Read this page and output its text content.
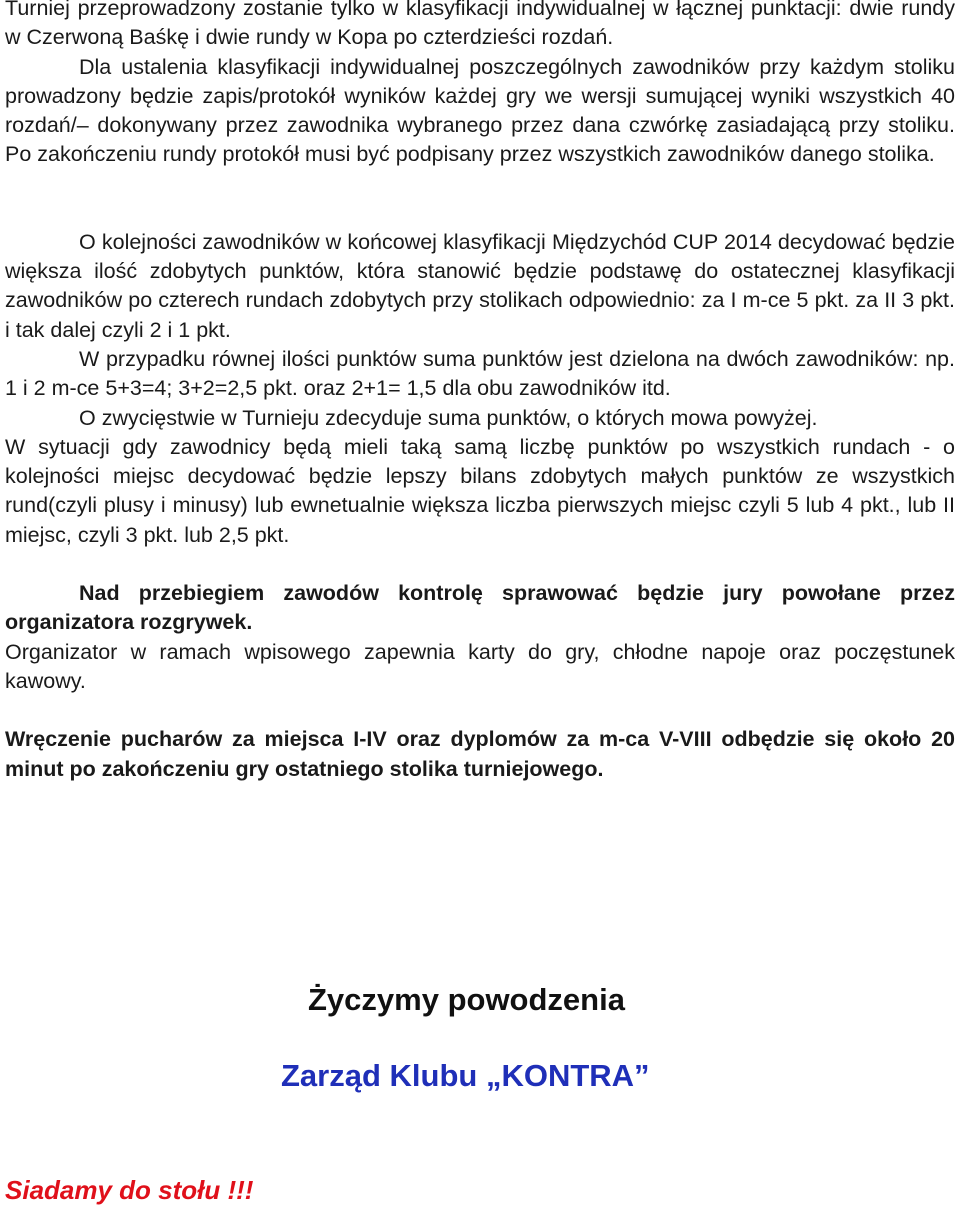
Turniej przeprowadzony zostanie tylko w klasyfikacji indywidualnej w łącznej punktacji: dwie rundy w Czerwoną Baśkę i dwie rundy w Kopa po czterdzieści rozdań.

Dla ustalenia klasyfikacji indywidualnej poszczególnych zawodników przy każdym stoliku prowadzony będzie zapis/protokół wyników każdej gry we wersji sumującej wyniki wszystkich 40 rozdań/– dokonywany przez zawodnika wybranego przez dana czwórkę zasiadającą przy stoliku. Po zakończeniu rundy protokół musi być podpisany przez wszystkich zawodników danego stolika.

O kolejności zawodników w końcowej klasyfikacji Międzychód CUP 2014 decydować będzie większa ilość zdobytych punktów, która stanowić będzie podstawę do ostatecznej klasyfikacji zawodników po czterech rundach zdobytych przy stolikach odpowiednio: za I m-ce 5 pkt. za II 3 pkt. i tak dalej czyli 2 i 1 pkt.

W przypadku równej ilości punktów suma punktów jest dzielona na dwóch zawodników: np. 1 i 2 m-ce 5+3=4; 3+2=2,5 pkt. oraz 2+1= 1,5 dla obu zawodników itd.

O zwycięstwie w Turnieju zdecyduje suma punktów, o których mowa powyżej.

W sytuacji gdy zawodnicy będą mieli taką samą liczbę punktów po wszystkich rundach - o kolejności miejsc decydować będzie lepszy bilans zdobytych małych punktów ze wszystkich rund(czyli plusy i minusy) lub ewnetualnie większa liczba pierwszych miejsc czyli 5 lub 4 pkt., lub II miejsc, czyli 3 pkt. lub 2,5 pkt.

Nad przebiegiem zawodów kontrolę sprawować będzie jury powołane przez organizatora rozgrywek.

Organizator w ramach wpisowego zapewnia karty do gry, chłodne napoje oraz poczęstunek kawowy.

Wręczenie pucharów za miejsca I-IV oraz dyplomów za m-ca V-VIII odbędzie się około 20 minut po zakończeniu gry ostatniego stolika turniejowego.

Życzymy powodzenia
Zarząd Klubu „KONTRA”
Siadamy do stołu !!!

==

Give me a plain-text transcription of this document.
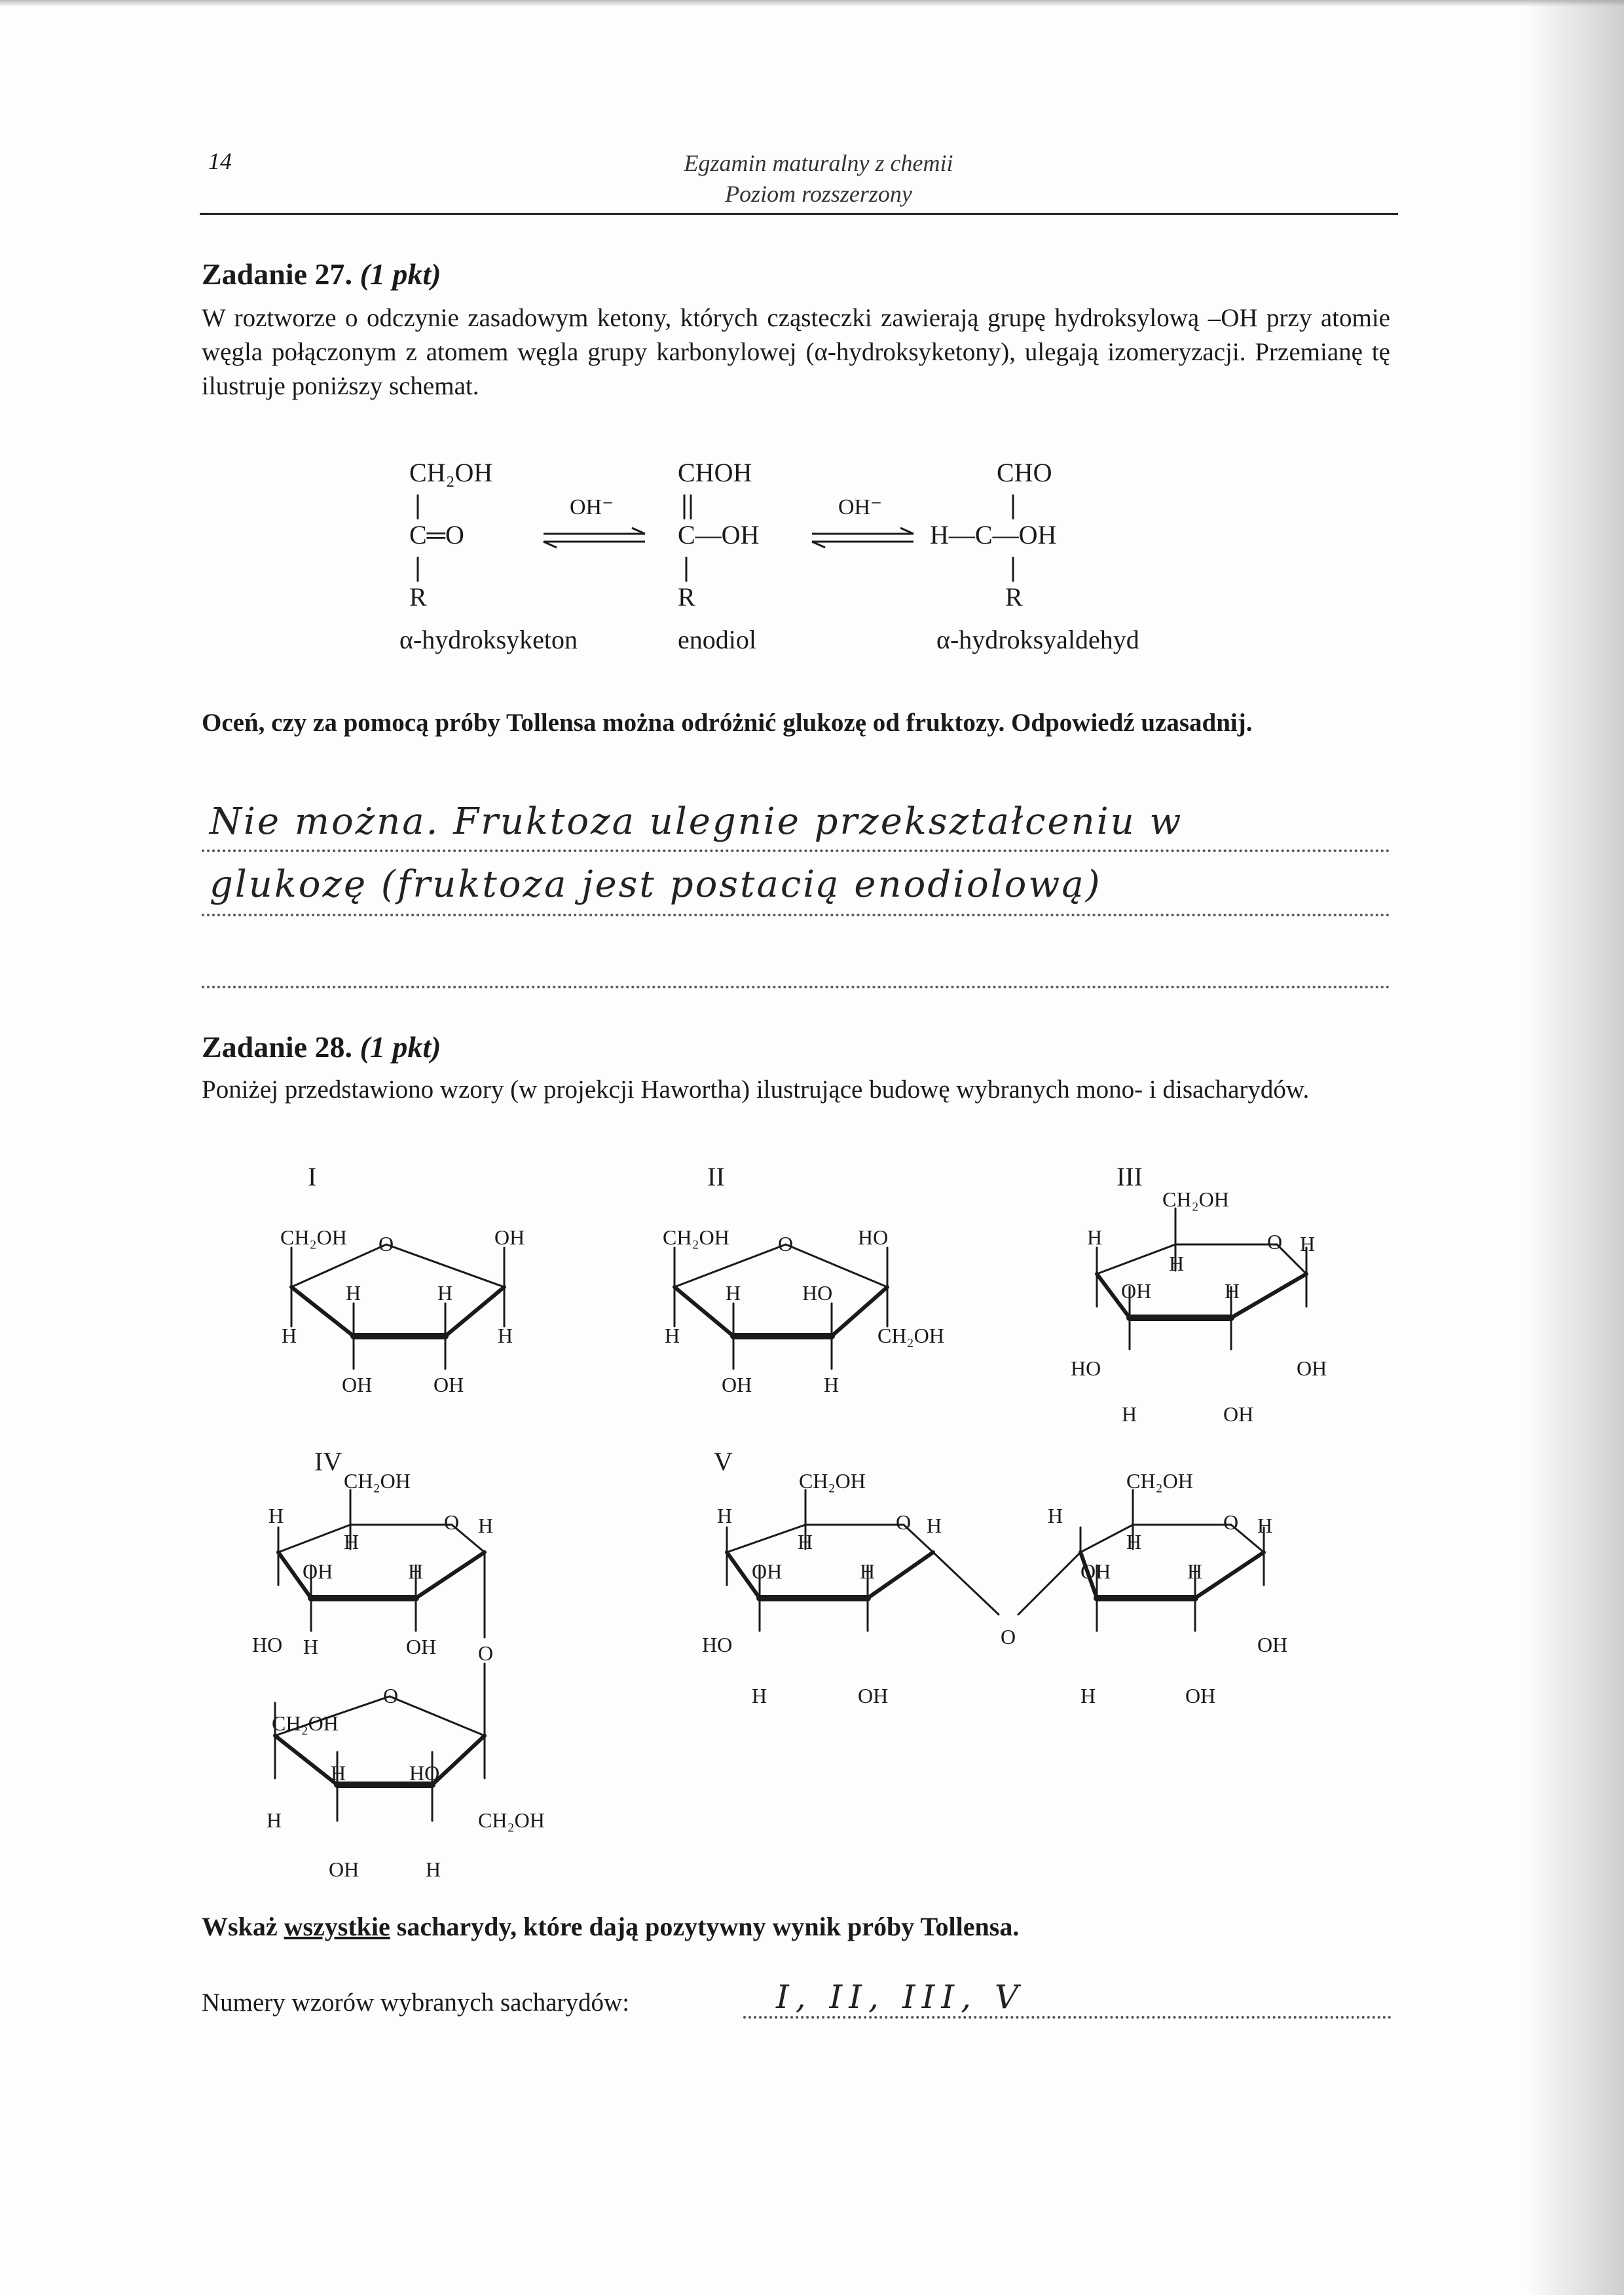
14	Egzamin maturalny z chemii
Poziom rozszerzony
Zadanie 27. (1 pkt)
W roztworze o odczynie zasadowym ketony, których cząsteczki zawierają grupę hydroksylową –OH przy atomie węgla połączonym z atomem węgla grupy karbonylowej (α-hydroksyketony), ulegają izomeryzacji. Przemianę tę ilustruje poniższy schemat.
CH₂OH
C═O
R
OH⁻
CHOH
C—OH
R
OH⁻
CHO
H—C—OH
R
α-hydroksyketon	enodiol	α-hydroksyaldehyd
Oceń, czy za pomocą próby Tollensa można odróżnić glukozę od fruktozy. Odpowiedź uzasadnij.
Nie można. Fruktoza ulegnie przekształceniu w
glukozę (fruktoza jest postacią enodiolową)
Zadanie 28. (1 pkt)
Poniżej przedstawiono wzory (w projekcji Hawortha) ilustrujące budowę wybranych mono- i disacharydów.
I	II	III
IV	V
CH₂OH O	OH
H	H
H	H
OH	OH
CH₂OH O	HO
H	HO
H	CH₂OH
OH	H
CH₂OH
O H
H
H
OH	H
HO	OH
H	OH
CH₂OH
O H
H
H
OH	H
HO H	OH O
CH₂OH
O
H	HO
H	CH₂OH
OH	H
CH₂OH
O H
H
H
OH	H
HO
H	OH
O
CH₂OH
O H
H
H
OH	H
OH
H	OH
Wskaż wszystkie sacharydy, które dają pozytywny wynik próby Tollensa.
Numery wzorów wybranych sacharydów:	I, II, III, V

### Requirements
Find each line holding "których". Copy it out.

### Exercise output
O zwycięstwie w Turnieju zdecyduje suma punktów, o których mowa powyżej.
W roztworze o odczynie zasadowym ketony, których cząsteczki zawierają grupę hydroksylową –OH przy atomie węgla połączonym z atomem węgla grupy karbonylowej (α-hydroksyketony), ulegają izomeryzacji. Przemianę tę ilustruje poniższy schemat.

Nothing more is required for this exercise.